Dataset excerpt
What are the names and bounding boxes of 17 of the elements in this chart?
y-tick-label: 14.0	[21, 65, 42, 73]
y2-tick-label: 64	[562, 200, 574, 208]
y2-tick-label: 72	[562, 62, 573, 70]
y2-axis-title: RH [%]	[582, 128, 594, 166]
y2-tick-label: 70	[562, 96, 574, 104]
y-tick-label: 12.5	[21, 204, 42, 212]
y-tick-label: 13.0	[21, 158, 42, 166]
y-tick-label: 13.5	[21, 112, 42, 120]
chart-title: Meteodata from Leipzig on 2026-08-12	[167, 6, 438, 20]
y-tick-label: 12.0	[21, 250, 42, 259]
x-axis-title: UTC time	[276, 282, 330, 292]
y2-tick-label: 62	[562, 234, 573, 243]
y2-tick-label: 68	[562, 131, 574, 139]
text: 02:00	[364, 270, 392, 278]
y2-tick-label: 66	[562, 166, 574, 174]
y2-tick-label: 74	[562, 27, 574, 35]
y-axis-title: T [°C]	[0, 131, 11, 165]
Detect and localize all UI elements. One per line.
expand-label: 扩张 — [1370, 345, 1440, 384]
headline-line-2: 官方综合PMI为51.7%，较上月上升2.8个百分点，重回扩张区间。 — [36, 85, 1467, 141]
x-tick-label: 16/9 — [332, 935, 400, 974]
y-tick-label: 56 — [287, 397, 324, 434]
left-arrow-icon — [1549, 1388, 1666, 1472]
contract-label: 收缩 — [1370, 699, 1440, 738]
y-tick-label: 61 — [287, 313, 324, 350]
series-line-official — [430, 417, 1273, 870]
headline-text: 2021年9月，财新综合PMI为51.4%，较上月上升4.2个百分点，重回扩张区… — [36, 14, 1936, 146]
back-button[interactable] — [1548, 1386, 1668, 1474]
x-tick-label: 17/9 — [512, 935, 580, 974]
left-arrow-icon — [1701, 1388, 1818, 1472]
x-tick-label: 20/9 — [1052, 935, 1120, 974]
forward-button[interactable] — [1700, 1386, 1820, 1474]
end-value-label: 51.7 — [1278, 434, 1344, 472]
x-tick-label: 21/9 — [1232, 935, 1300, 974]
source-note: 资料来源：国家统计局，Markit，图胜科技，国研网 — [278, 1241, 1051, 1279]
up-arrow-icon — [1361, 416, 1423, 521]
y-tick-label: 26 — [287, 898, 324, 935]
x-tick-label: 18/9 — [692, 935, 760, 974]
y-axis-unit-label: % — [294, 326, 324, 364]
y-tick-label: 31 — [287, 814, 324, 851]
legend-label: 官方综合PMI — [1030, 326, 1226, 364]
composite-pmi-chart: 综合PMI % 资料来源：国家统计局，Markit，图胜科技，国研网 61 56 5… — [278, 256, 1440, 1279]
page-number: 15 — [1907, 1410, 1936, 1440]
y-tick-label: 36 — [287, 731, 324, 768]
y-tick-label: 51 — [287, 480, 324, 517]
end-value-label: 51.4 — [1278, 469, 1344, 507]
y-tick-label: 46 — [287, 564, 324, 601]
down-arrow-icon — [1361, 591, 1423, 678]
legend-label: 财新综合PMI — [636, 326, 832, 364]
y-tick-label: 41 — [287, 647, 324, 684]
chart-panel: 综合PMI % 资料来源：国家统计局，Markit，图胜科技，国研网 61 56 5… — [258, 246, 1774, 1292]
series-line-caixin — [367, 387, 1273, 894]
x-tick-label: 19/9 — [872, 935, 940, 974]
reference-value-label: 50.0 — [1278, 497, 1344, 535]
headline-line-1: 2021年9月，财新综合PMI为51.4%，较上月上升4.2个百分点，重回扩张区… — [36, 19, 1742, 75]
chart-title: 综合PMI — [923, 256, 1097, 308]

▸ **Exercise instructions**
Starting at the first line of the entries and ending at the line containing "y-tick-label: 36 — [287, 731, 324, 768]", recast each line as a row of a Markdown table with the columns Row and Line, leaving out any blank lines.

▸ **Output of the exercise**
| Row | Line |
|---|---|
| 1 | What are the names and bounding boxes of 17 of the elements in this chart? |
| 2 | y-tick-label: 14.0	[21, 65, 42, 73] |
| 3 | y2-tick-label: 64	[562, 200, 574, 208] |
| 4 | y2-tick-label: 72	[562, 62, 573, 70] |
| 5 | y2-axis-title: RH [%]	[582, 128, 594, 166] |
| 6 | y2-tick-label: 70	[562, 96, 574, 104] |
| 7 | y-tick-label: 12.5	[21, 204, 42, 212] |
| 8 | y-tick-label: 13.0	[21, 158, 42, 166] |
| 9 | y-tick-label: 13.5	[21, 112, 42, 120] |
| 10 | chart-title: Meteodata from Leipzig on 2026-08-12	[167, 6, 438, 20] |
| 11 | y-tick-label: 12.0	[21, 250, 42, 259] |
| 12 | x-axis-title: UTC time	[276, 282, 330, 292] |
| 13 | y2-tick-label: 62	[562, 234, 573, 243] |
| 14 | y2-tick-label: 68	[562, 131, 574, 139] |
| 15 | text: 02:00	[364, 270, 392, 278] |
| 16 | y2-tick-label: 66	[562, 166, 574, 174] |
| 17 | y2-tick-label: 74	[562, 27, 574, 35] |
| 18 | y-axis-title: T [°C]	[0, 131, 11, 165] |
| 19 | Detect and localize all UI elements. One per line. |
| 20 | expand-label: 扩张 — [1370, 345, 1440, 384] |
| 21 | headline-line-2: 官方综合PMI为51.7%，较上月上升2.8个百分点，重回扩张区间。 — [36, 85, 1467, 141] |
| 22 | x-tick-label: 16/9 — [332, 935, 400, 974] |
| 23 | y-tick-label: 56 — [287, 397, 324, 434] |
| 24 | left-arrow-icon — [1549, 1388, 1666, 1472] |
| 25 | contract-label: 收缩 — [1370, 699, 1440, 738] |
| 26 | y-tick-label: 61 — [287, 313, 324, 350] |
| 27 | series-line-official — [430, 417, 1273, 870] |
| 28 | headline-text: 2021年9月，财新综合PMI为51.4%，较上月上升4.2个百分点，重回扩张区… — [36, 14, 1936, 146] |
| 29 | back-button[interactable] — [1548, 1386, 1668, 1474] |
| 30 | x-tick-label: 17/9 — [512, 935, 580, 974] |
| 31 | left-arrow-icon — [1701, 1388, 1818, 1472] |
| 32 | x-tick-label: 20/9 — [1052, 935, 1120, 974] |
| 33 | forward-button[interactable] — [1700, 1386, 1820, 1474] |
| 34 | end-value-label: 51.7 — [1278, 434, 1344, 472] |
| 35 | x-tick-label: 21/9 — [1232, 935, 1300, 974] |
| 36 | source-note: 资料来源：国家统计局，Markit，图胜科技，国研网 — [278, 1241, 1051, 1279] |
| 37 | up-arrow-icon — [1361, 416, 1423, 521] |
| 38 | y-tick-label: 26 — [287, 898, 324, 935] |
| 39 | x-tick-label: 18/9 — [692, 935, 760, 974] |
| 40 | y-axis-unit-label: % — [294, 326, 324, 364] |
| 41 | y-tick-label: 31 — [287, 814, 324, 851] |
| 42 | legend-label: 官方综合PMI — [1030, 326, 1226, 364] |
| 43 | composite-pmi-chart: 综合PMI % 资料来源：国家统计局，Markit，图胜科技，国研网 61 56 5… — [278, 256, 1440, 1279] |
| 44 | page-number: 15 — [1907, 1410, 1936, 1440] |
| 45 | y-tick-label: 36 — [287, 731, 324, 768] |